EXERCISE AIM: Each line from the line holding "What does this" through the last line should be written out exactly, with nothing else and no images.
****************************************
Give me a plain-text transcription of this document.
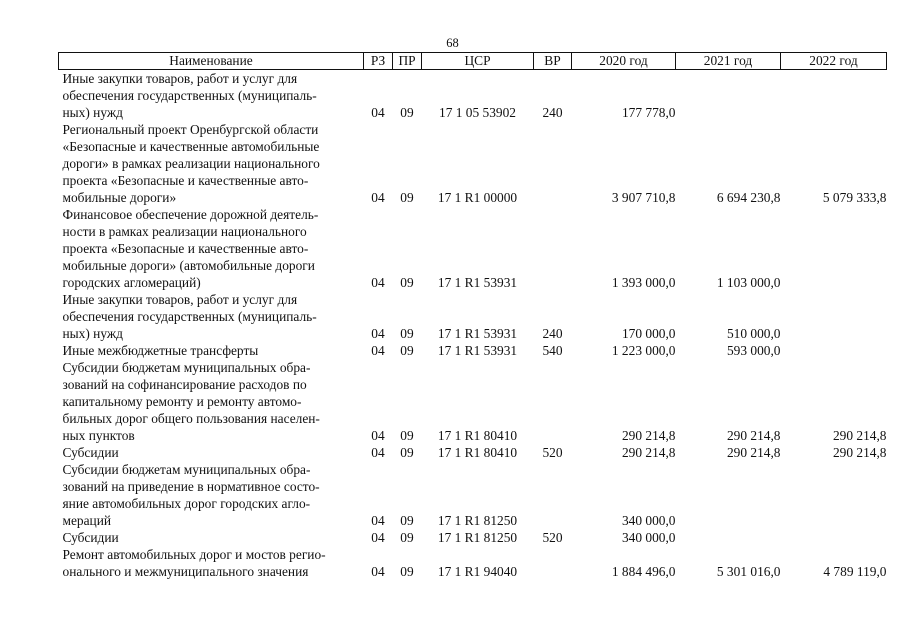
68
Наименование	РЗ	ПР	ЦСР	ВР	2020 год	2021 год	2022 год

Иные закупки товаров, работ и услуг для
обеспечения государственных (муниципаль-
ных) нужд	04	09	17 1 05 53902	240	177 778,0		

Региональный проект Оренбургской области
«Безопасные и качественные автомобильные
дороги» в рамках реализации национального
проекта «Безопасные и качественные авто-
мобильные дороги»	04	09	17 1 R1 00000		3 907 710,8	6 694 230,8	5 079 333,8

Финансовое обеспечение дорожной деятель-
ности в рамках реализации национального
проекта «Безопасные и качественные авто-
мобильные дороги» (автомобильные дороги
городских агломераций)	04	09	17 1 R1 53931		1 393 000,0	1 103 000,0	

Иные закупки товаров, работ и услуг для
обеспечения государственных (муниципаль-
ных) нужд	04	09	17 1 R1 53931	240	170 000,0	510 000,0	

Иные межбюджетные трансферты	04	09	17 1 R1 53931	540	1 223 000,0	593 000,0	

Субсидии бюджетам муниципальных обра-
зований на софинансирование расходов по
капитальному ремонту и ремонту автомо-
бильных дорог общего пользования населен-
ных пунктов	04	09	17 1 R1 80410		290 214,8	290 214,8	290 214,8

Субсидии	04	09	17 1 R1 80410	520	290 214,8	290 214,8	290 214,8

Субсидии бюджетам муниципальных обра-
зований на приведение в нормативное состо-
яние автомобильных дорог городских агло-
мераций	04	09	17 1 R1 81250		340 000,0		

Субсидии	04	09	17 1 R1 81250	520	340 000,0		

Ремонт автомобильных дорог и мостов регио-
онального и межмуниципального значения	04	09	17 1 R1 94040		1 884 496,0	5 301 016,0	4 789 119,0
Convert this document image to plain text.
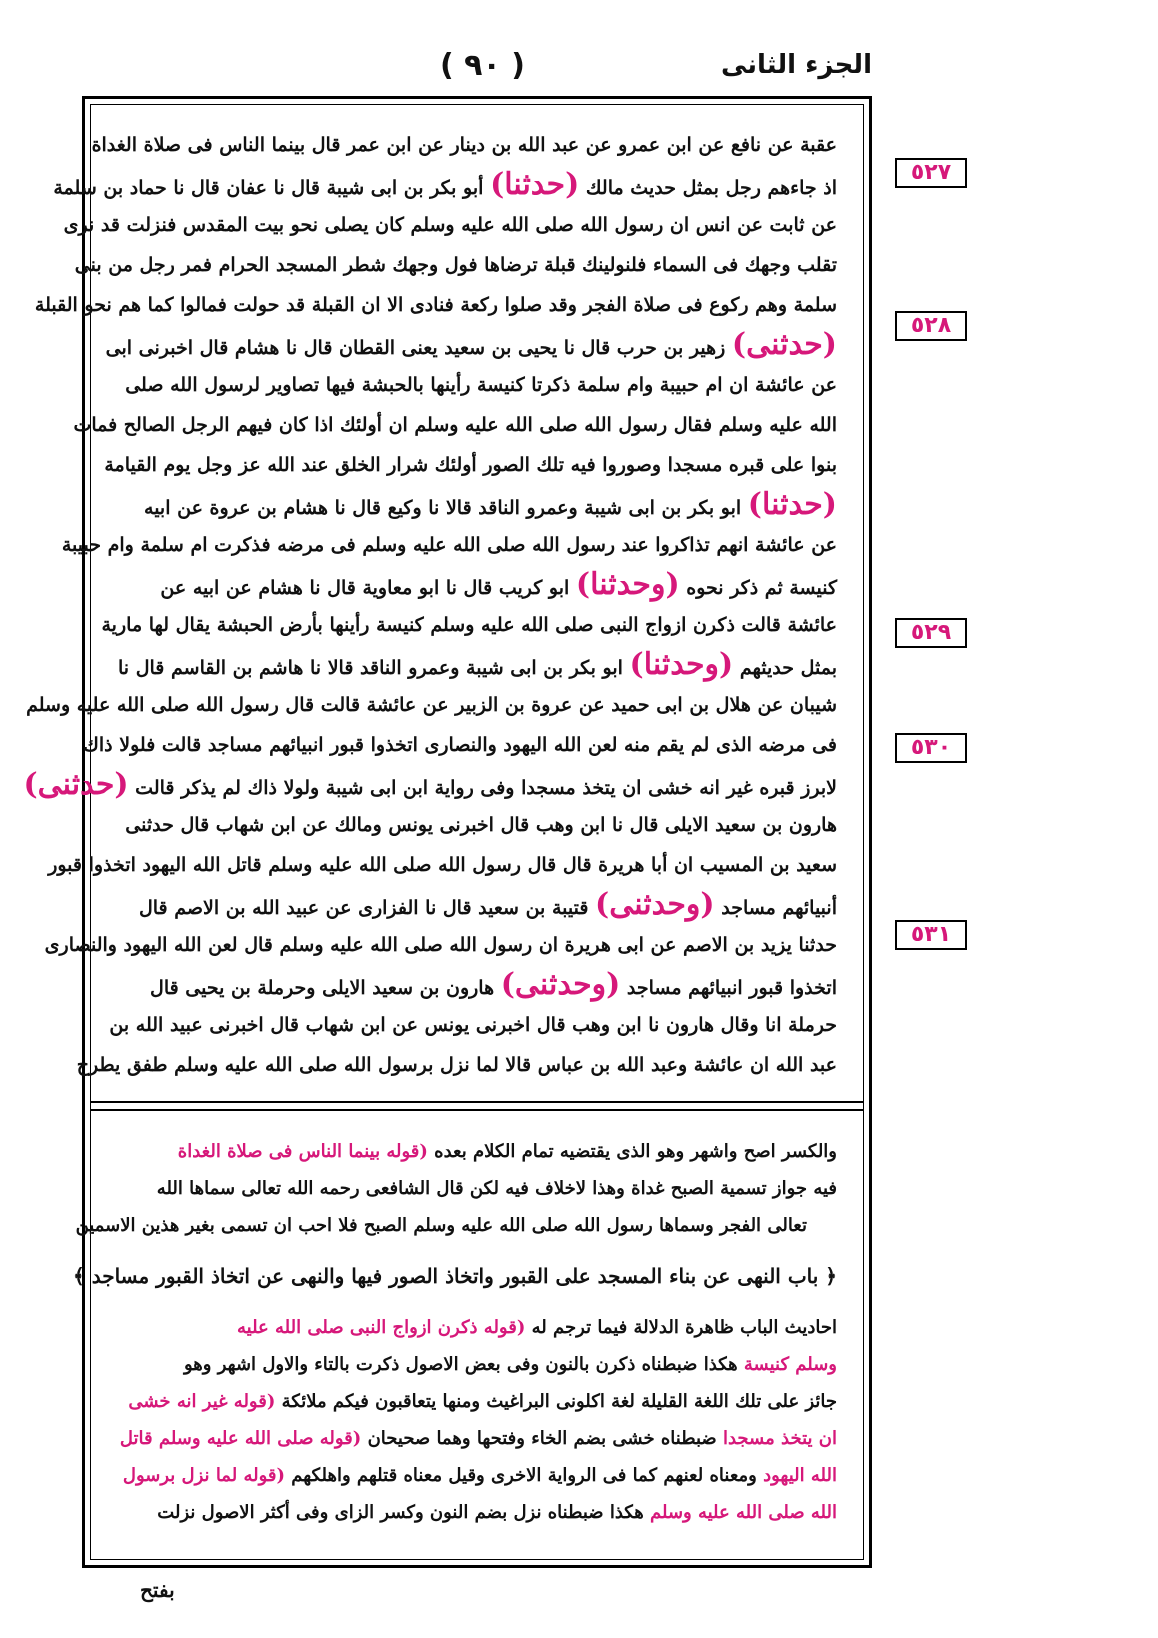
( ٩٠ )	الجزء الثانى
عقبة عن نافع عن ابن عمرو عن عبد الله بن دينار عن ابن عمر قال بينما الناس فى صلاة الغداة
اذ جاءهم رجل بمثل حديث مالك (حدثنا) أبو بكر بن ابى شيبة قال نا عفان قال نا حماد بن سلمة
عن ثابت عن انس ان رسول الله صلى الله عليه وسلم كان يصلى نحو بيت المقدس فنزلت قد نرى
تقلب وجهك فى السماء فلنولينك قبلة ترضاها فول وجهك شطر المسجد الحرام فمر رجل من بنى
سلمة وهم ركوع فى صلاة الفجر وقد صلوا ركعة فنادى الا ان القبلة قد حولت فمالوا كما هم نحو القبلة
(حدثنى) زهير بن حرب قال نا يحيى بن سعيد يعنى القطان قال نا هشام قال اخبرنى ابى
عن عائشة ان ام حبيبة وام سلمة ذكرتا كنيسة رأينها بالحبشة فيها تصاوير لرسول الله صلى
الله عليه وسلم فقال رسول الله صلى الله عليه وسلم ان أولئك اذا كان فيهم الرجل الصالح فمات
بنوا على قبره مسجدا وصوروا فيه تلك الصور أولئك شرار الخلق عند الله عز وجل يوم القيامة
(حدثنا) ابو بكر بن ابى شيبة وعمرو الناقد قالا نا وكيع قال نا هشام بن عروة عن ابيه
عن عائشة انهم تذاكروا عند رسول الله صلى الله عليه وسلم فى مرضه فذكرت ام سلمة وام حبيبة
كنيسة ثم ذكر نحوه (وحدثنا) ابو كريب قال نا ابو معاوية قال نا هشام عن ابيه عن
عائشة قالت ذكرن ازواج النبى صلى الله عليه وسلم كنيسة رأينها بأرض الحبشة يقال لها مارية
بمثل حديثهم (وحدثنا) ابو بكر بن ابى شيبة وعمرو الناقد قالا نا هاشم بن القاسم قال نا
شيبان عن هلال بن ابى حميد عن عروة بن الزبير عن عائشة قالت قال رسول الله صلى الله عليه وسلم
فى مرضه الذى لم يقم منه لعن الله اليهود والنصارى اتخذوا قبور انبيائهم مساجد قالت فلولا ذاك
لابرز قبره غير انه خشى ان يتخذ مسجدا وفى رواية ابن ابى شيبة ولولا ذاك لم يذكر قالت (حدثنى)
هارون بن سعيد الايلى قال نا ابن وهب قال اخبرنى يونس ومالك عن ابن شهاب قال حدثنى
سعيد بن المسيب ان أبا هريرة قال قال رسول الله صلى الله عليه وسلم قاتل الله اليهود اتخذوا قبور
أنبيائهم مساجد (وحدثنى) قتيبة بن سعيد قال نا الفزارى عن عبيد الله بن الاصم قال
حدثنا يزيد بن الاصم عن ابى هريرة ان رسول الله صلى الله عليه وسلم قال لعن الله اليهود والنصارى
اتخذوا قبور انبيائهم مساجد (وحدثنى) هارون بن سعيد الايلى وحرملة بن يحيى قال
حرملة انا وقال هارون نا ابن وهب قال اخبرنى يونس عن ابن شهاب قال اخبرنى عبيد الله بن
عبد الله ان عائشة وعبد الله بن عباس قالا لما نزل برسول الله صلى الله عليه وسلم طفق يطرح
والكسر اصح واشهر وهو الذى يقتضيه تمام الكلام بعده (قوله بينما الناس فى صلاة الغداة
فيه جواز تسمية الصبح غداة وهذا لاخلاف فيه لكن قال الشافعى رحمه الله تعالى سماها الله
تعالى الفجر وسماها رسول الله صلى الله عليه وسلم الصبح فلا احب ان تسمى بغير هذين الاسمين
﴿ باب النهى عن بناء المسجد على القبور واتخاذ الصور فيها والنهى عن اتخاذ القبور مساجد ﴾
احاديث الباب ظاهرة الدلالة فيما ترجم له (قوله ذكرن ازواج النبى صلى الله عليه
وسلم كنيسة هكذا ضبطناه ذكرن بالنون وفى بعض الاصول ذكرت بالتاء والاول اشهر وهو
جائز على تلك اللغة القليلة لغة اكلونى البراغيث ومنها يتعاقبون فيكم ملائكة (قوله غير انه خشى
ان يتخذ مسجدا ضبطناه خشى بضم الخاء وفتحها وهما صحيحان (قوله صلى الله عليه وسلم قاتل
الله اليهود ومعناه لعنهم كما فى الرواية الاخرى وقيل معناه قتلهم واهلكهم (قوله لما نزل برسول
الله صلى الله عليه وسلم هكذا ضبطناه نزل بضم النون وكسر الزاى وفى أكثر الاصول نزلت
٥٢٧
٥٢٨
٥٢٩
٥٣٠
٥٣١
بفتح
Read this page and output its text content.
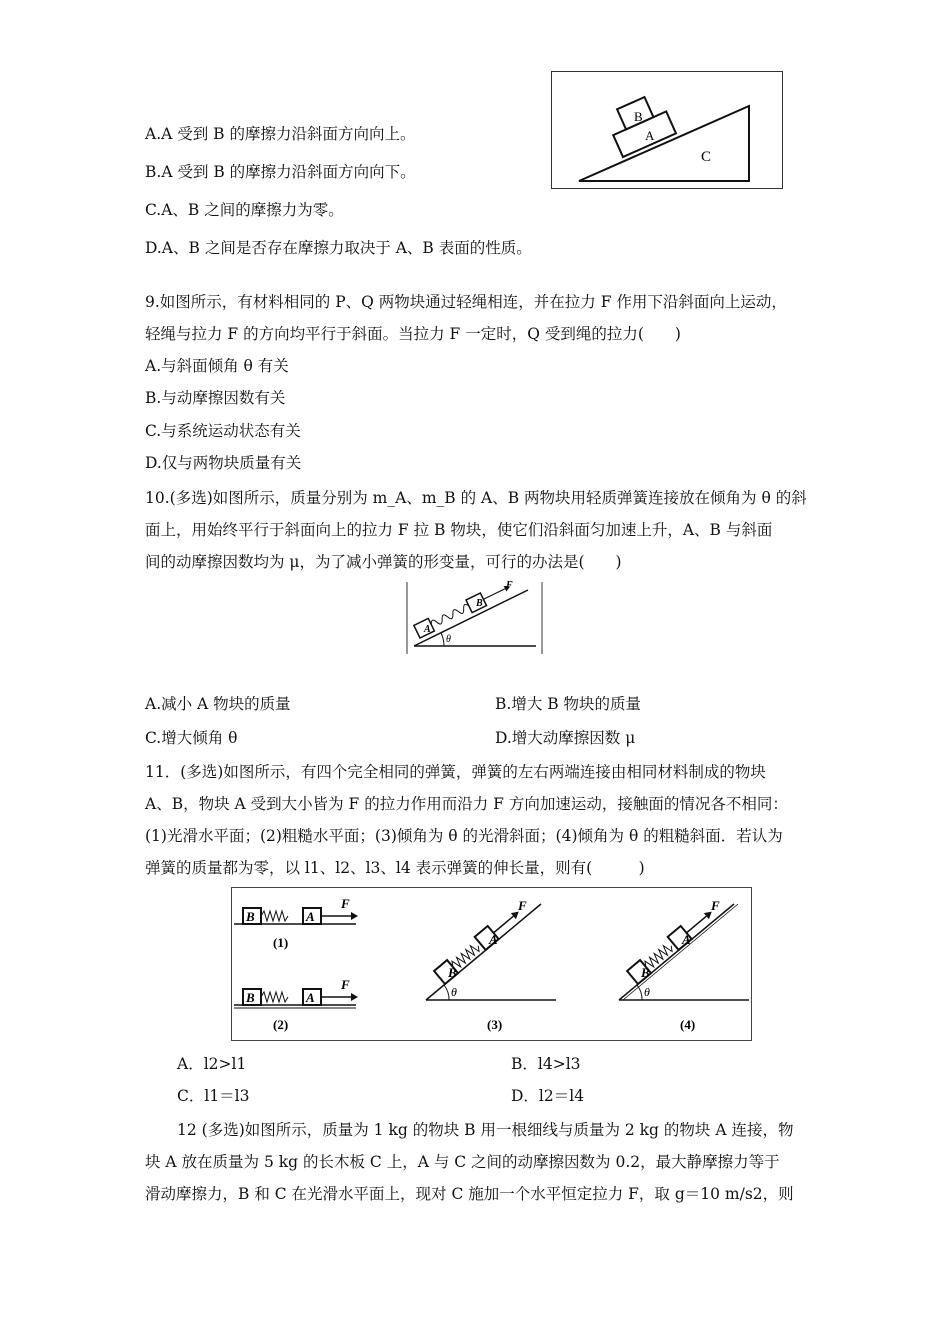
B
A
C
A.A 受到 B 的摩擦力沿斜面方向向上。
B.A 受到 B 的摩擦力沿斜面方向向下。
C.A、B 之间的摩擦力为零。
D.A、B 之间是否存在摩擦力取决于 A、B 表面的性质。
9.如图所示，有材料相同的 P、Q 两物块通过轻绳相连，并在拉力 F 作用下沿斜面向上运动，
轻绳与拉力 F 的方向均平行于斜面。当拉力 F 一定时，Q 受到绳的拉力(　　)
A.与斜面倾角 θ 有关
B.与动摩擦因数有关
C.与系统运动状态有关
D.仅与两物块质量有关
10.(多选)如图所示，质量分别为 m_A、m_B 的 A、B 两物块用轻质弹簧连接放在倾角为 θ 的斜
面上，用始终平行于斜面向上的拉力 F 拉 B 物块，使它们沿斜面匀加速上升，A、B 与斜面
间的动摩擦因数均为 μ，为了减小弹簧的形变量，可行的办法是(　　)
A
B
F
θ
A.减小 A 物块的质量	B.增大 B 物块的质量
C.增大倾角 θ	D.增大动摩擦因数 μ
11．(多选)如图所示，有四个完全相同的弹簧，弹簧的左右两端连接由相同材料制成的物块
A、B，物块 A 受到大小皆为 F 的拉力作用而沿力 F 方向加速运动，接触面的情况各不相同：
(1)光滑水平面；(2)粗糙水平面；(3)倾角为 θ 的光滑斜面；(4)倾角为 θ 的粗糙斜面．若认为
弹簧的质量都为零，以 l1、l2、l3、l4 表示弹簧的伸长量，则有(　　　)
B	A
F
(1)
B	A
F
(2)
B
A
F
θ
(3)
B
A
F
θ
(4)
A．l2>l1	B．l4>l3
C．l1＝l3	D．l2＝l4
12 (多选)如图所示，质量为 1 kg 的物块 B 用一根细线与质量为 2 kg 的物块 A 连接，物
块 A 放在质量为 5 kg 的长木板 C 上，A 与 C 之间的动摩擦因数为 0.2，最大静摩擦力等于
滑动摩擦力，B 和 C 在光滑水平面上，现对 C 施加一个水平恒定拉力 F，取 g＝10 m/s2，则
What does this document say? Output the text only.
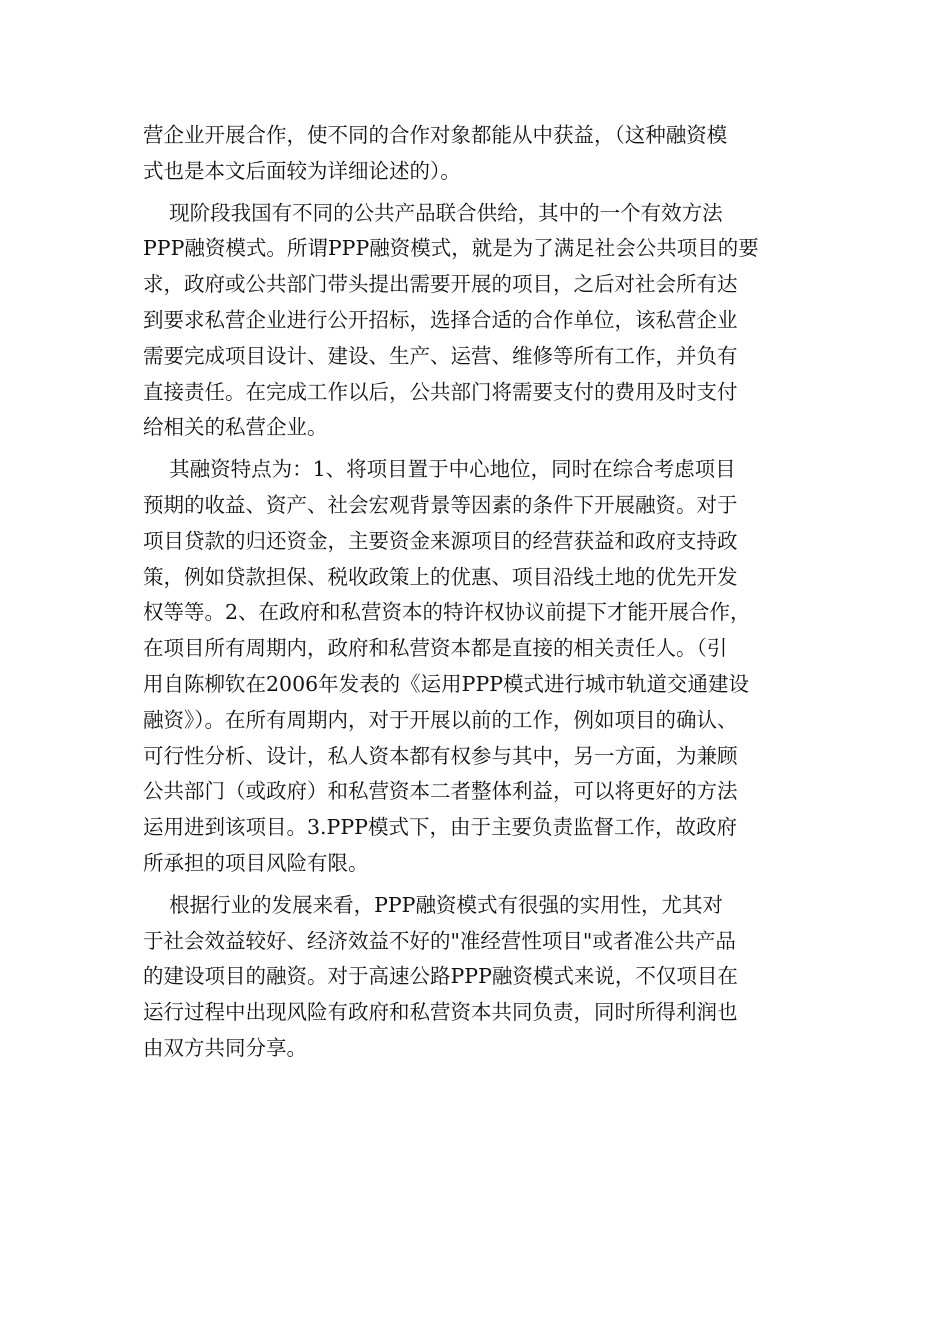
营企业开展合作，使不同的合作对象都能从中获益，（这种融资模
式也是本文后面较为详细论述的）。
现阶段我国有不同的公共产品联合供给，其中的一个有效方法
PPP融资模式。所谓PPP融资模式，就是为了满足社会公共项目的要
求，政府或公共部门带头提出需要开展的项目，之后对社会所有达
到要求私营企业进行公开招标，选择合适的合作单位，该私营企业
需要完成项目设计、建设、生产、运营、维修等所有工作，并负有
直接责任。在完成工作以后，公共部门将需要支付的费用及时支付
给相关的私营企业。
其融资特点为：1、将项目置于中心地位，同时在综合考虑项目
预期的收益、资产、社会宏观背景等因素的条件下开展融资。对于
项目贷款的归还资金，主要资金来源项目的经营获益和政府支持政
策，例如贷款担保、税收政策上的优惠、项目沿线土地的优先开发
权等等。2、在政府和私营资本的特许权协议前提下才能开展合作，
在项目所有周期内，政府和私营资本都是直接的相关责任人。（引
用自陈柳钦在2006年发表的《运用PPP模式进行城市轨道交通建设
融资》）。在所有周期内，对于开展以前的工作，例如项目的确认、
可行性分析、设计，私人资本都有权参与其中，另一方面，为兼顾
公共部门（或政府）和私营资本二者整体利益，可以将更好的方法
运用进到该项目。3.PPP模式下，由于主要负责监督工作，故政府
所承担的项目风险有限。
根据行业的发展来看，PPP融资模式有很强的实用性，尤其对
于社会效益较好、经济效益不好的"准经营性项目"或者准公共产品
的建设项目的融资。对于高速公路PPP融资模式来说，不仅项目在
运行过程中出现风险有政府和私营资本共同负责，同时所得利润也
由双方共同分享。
****************************************
TASK SOLUTION:
What does this document say? Output the text only.
营企业开展合作，使不同的合作对象都能从中获益，（这种融资模
式也是本文后面较为详细论述的）。
现阶段我国有不同的公共产品联合供给，其中的一个有效方法
PPP融资模式。所谓PPP融资模式，就是为了满足社会公共项目的要
求，政府或公共部门带头提出需要开展的项目，之后对社会所有达
到要求私营企业进行公开招标，选择合适的合作单位，该私营企业
需要完成项目设计、建设、生产、运营、维修等所有工作，并负有
直接责任。在完成工作以后，公共部门将需要支付的费用及时支付
给相关的私营企业。
其融资特点为：1、将项目置于中心地位，同时在综合考虑项目
预期的收益、资产、社会宏观背景等因素的条件下开展融资。对于
项目贷款的归还资金，主要资金来源项目的经营获益和政府支持政
策，例如贷款担保、税收政策上的优惠、项目沿线土地的优先开发
权等等。2、在政府和私营资本的特许权协议前提下才能开展合作，
在项目所有周期内，政府和私营资本都是直接的相关责任人。（引
用自陈柳钦在2006年发表的《运用PPP模式进行城市轨道交通建设
融资》）。在所有周期内，对于开展以前的工作，例如项目的确认、
可行性分析、设计，私人资本都有权参与其中，另一方面，为兼顾
公共部门（或政府）和私营资本二者整体利益，可以将更好的方法
运用进到该项目。3.PPP模式下，由于主要负责监督工作，故政府
所承担的项目风险有限。
根据行业的发展来看，PPP融资模式有很强的实用性，尤其对
于社会效益较好、经济效益不好的"准经营性项目"或者准公共产品
的建设项目的融资。对于高速公路PPP融资模式来说，不仅项目在
运行过程中出现风险有政府和私营资本共同负责，同时所得利润也
由双方共同分享。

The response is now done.